>> begin ITEMS
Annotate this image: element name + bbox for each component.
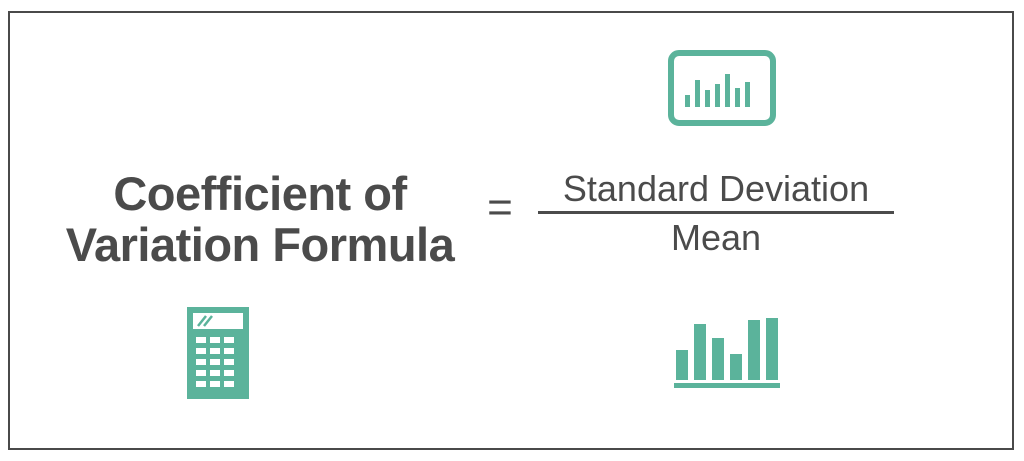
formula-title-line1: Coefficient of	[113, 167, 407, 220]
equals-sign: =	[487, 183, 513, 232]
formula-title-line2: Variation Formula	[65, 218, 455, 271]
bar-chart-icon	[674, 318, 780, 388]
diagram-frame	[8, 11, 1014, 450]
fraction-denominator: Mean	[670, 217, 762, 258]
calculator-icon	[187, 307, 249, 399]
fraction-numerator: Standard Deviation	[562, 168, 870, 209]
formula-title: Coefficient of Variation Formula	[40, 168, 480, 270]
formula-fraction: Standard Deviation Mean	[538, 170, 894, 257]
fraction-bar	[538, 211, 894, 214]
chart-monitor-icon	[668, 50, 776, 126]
>> end ITEMS
>> begin ITEMS
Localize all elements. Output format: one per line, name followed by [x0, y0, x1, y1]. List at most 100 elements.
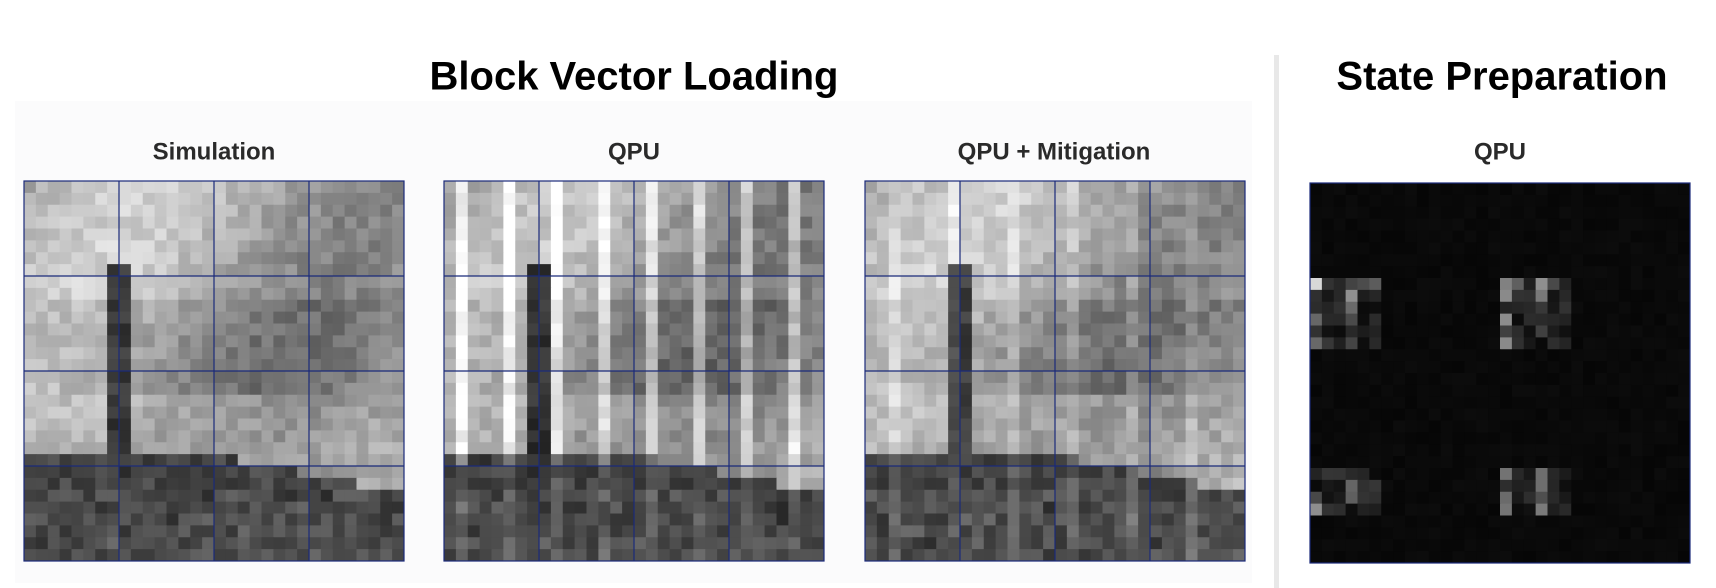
>> end ITEMS
**EXERCISE BRIEF:** Rewrite the lines of the items starting at the line that has "Annotate this image: element" and ending with the line that has "50, 776, 126]", changing "Mean" to "Average" and leaving everything else as it is. Leave out the pictures.

**SOLUTION TO THIS EXERCISE:**
Annotate this image: element name + bbox for each component.
formula-title-line1: Coefficient of	[113, 167, 407, 220]
equals-sign: =	[487, 183, 513, 232]
formula-title-line2: Variation Formula	[65, 218, 455, 271]
bar-chart-icon	[674, 318, 780, 388]
diagram-frame	[8, 11, 1014, 450]
fraction-denominator: Average	[670, 217, 762, 258]
calculator-icon	[187, 307, 249, 399]
fraction-numerator: Standard Deviation	[562, 168, 870, 209]
formula-title: Coefficient of Variation Formula	[40, 168, 480, 270]
formula-fraction: Standard Deviation Average	[538, 170, 894, 257]
fraction-bar	[538, 211, 894, 214]
chart-monitor-icon	[668, 50, 776, 126]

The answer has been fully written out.